We have two responses for you

Hi Samaira.

Here's an example of how to solve this kind of question.
Find the equation of the line parallel to y = 10 + 4x which touches
the x-axis at x=5.

A parallel line will have the same slope as this one.

What is the slope? Remember that you can write lines in the form y=mx
+ b where m is the slope. So if we re-arrange the first line
equation, we get y = 4x + 10, so the slope is 4 because that's what is
in place of the m.

That means that the parallel line is y = 4x + ?. We need to know what
the ? is. The question also tells us this parallel line touches the
x-axis at x=5. That means it goes through the point (5, 0). So when
x = 5, then y = 0. We can substitute 5 for x and 0 for y and then
solve for ?.

y = 4x + ?
0 = 4(5) + ?
0 = 20 + ?
-20 = ?

So that means the answer is y = 4x -20.

Try it the same way with your question, Samaira.

Cheers,
Stephen La Rocque

Hi Samaira,

In order to write the equation of any line, all you need to know is the slope of the line and the (x, y) coordinates of any point that lies on the line.

[Layout annotation data]

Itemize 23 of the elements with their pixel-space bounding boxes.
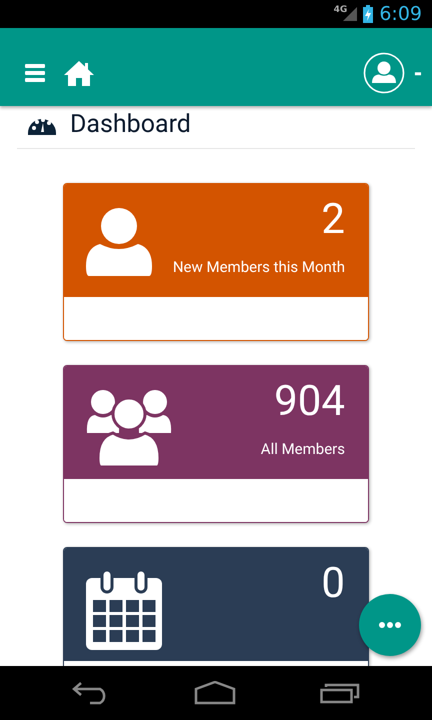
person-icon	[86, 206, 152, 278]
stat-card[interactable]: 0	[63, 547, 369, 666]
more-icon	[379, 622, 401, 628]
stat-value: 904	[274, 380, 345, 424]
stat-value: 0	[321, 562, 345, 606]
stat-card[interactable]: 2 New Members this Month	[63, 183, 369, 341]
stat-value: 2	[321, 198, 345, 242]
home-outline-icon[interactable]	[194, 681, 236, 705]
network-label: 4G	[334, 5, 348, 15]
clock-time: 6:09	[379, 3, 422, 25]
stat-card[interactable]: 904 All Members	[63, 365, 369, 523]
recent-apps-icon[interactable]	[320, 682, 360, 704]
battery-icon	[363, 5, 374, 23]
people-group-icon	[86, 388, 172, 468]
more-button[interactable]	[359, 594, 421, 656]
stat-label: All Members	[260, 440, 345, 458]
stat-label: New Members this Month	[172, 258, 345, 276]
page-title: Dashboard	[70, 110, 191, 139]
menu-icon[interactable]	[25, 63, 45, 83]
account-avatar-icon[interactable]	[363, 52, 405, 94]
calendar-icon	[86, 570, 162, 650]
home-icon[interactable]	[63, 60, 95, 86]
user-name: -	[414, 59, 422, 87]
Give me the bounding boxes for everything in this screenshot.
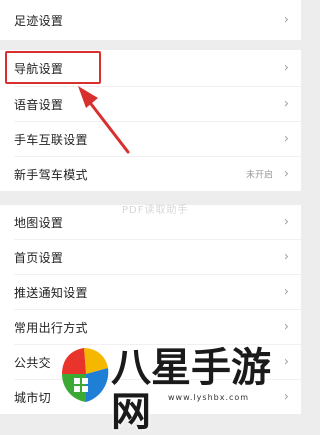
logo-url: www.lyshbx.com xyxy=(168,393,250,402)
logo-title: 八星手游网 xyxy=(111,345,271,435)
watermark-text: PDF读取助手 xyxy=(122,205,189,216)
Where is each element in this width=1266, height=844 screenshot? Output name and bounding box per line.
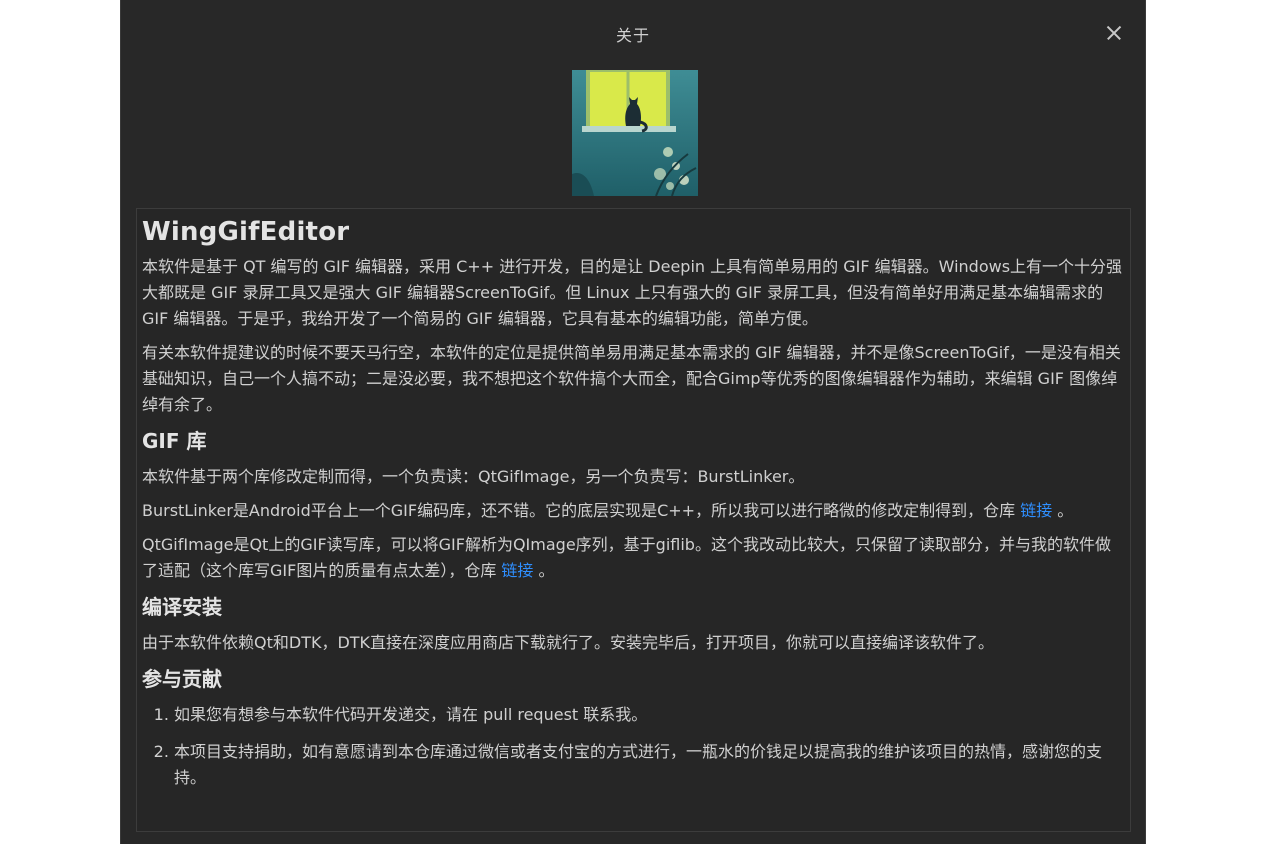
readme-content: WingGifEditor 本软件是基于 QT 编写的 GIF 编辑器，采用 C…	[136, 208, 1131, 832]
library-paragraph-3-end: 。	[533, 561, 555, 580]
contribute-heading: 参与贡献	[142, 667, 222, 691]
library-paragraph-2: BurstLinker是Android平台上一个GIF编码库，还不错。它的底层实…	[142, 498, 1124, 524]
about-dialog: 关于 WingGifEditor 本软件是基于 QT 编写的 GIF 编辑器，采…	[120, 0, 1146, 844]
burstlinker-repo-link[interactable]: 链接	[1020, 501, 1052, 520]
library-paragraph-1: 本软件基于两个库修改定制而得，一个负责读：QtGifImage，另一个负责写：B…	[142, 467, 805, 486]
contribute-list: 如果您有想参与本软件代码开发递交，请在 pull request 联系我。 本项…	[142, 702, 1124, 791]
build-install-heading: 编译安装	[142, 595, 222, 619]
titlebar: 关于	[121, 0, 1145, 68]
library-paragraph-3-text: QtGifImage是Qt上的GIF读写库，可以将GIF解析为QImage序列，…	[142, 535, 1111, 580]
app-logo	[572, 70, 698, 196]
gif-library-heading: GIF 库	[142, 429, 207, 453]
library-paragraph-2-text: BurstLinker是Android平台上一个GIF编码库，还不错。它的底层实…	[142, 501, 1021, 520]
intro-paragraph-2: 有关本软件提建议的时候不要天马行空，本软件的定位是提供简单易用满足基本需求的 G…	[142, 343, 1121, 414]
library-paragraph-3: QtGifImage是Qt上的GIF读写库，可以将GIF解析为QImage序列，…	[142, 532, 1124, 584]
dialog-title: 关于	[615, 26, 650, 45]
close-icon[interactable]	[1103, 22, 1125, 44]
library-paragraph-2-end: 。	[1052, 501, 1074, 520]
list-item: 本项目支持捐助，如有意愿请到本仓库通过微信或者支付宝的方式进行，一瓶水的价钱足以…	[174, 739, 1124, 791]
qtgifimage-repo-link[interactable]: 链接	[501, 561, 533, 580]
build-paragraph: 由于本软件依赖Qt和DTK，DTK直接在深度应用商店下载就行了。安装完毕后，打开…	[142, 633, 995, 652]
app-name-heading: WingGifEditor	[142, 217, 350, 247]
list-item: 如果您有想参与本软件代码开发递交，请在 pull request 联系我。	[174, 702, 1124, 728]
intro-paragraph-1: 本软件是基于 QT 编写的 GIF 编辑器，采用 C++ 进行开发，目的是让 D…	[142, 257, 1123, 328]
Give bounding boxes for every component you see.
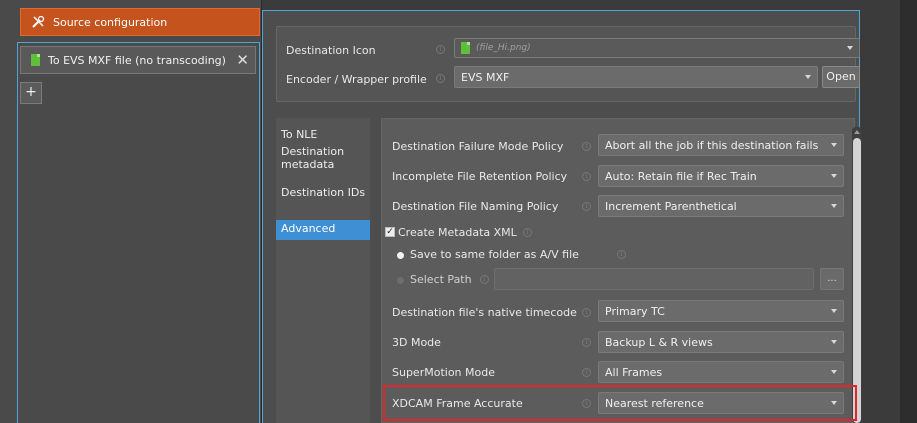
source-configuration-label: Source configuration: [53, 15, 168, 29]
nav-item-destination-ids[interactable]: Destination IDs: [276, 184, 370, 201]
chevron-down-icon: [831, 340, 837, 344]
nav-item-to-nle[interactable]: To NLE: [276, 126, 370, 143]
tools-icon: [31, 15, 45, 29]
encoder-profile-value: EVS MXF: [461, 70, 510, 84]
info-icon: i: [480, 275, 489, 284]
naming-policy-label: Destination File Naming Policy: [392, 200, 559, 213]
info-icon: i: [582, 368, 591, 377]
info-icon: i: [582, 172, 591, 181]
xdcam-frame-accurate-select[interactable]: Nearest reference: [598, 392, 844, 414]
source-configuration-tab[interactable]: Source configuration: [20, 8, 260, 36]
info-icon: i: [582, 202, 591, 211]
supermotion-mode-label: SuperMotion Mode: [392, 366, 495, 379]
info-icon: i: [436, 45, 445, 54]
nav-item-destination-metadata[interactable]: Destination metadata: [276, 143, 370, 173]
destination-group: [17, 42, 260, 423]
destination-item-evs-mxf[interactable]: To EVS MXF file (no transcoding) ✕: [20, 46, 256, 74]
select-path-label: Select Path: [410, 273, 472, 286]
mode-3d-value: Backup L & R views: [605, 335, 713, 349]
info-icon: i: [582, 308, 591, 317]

_Problem to solve_. Carry on the thread about finding the equation of a parallel line, picking up after its last sentence.

_Solved exercise_.
Slope: given that the equation you seek must be parallel to y = 2/3 + 3/4x, you must use the same slope as the line y = 2/3 + 3/4x. Written in this fashion, the slope is the number in front of x, in other words, the slope is 3/4.

Point: you are told the line must touch the x-axis at 3, so the point (3, 0) must lie on the line. We know the y-coordinate of the point must be zero for any point on the x-axis.

Using the point-slope formula: y - y₁ = m(x - x₁) where m is the slope and (x₁, y₁) are the coordinates of the point, we substitute and simplify:

y - 0 = 3/4(x -3)
y = 3/4x - 9/4

This is the equation parallel to y = 2/3 + 3/4x and it touches the x-axis at 3.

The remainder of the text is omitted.